— Problem requirements —
Find the lines that include the string "ilalim" and report how many there are. Give no other text.

— Record list —
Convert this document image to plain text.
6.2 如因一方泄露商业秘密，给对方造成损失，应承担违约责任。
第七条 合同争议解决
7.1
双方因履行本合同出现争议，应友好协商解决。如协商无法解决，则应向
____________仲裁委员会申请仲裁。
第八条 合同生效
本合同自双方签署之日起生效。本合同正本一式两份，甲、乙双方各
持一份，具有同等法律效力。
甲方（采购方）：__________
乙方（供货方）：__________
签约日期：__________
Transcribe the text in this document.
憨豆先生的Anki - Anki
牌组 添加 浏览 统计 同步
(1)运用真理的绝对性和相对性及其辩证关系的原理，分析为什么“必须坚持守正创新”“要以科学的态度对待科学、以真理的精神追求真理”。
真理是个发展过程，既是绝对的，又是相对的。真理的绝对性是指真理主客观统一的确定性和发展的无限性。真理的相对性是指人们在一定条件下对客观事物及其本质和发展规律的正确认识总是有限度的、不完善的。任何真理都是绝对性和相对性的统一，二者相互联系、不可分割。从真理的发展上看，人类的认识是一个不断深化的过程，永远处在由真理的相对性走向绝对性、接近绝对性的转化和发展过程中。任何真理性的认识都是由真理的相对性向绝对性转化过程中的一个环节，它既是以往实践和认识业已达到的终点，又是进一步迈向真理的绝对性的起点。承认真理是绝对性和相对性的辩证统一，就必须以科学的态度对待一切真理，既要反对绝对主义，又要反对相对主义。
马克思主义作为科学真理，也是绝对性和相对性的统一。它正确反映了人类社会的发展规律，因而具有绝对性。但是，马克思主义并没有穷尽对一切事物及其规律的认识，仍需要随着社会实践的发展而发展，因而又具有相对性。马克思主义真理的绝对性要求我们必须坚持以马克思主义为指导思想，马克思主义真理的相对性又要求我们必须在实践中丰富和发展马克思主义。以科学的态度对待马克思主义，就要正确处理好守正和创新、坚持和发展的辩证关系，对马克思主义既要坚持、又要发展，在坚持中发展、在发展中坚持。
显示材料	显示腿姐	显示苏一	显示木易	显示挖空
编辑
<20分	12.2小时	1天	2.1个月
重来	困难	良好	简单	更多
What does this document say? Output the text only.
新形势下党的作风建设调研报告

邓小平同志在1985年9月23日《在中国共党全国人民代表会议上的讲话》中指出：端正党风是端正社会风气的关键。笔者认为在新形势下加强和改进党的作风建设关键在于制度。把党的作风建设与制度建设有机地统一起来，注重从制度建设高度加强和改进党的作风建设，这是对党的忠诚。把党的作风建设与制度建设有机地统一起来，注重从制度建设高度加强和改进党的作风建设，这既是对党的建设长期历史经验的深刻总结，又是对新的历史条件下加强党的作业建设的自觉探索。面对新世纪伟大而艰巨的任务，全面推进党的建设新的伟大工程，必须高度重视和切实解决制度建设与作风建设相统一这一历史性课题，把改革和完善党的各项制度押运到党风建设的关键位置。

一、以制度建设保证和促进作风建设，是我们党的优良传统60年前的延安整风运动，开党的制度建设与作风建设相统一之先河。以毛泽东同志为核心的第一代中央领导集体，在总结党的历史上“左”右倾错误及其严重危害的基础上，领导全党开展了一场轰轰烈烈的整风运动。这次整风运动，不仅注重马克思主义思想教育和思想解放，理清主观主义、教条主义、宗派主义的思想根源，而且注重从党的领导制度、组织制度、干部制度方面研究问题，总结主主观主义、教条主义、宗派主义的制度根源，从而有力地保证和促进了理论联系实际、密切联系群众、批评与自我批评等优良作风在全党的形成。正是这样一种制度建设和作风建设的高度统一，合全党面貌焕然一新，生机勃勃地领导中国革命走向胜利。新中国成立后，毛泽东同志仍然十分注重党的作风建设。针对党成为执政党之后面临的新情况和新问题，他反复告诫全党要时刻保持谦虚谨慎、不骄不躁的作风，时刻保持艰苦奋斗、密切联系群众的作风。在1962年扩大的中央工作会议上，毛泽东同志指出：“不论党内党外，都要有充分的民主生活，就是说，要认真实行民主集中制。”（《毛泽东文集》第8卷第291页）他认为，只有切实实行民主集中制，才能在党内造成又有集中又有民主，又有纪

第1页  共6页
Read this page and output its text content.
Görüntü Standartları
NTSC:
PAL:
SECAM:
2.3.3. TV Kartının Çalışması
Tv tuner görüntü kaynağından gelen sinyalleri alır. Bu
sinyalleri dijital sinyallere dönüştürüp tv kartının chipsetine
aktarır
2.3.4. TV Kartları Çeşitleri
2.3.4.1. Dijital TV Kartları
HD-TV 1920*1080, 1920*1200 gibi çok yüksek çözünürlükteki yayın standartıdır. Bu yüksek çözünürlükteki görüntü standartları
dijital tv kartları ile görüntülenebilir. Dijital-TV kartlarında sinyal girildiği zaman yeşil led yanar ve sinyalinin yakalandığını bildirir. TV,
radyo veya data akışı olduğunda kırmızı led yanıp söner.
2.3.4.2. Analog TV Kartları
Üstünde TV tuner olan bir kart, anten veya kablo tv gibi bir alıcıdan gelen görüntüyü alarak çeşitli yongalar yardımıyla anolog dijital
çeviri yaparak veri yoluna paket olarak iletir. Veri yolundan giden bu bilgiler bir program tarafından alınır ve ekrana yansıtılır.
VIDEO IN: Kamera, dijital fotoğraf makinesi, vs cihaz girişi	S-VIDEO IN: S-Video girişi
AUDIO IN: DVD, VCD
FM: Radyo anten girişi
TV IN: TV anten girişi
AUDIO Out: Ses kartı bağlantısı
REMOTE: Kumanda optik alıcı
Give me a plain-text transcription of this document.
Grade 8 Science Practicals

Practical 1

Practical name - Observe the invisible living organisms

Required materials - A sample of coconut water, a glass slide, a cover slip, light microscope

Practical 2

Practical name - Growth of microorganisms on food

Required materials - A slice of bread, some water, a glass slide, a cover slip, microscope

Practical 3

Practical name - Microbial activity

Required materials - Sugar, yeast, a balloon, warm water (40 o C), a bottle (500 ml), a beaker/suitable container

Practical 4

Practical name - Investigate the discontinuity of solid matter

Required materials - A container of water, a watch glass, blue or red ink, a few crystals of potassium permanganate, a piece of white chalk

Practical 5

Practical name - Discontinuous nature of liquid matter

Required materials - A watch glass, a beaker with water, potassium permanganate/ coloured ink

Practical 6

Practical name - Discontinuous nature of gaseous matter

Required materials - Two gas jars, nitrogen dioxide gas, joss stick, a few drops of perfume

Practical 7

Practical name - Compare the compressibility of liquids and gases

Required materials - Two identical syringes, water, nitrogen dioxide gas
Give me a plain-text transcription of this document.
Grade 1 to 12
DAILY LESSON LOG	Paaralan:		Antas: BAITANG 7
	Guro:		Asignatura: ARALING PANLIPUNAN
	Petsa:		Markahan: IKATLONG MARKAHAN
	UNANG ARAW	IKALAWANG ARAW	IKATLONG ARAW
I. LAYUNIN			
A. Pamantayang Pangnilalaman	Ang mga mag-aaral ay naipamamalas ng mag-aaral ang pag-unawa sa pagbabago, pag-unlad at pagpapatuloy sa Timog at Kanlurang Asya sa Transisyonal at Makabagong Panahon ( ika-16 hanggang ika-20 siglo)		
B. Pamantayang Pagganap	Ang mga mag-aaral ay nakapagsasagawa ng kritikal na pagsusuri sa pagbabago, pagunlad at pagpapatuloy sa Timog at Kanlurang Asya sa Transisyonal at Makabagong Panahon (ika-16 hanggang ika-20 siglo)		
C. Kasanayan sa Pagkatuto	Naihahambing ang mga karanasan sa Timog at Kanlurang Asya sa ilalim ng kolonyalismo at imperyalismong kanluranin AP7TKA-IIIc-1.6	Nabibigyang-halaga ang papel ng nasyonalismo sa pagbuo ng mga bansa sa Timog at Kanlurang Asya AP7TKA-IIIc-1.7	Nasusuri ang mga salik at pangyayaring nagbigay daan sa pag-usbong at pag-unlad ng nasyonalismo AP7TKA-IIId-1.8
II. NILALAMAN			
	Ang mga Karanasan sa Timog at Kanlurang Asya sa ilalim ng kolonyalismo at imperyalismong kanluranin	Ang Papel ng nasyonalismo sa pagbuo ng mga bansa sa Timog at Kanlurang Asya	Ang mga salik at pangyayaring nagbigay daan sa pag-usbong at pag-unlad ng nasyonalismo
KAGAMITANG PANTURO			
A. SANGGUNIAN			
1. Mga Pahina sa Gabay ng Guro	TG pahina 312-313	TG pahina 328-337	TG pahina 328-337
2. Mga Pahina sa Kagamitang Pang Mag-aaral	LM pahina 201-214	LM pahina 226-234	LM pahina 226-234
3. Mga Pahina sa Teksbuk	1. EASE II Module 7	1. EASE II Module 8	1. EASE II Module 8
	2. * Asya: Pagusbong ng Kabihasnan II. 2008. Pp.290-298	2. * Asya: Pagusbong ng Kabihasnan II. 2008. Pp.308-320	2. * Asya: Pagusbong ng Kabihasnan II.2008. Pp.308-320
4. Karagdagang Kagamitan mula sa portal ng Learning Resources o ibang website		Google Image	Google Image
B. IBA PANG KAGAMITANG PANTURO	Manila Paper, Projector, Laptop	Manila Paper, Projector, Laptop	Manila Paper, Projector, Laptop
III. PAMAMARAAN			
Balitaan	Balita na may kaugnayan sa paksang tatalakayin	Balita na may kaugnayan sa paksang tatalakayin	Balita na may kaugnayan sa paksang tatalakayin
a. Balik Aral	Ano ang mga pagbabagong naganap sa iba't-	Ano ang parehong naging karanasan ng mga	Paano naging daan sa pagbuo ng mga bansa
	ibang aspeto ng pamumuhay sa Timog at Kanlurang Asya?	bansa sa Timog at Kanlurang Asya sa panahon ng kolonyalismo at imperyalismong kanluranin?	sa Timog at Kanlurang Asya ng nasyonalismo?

— The result —
2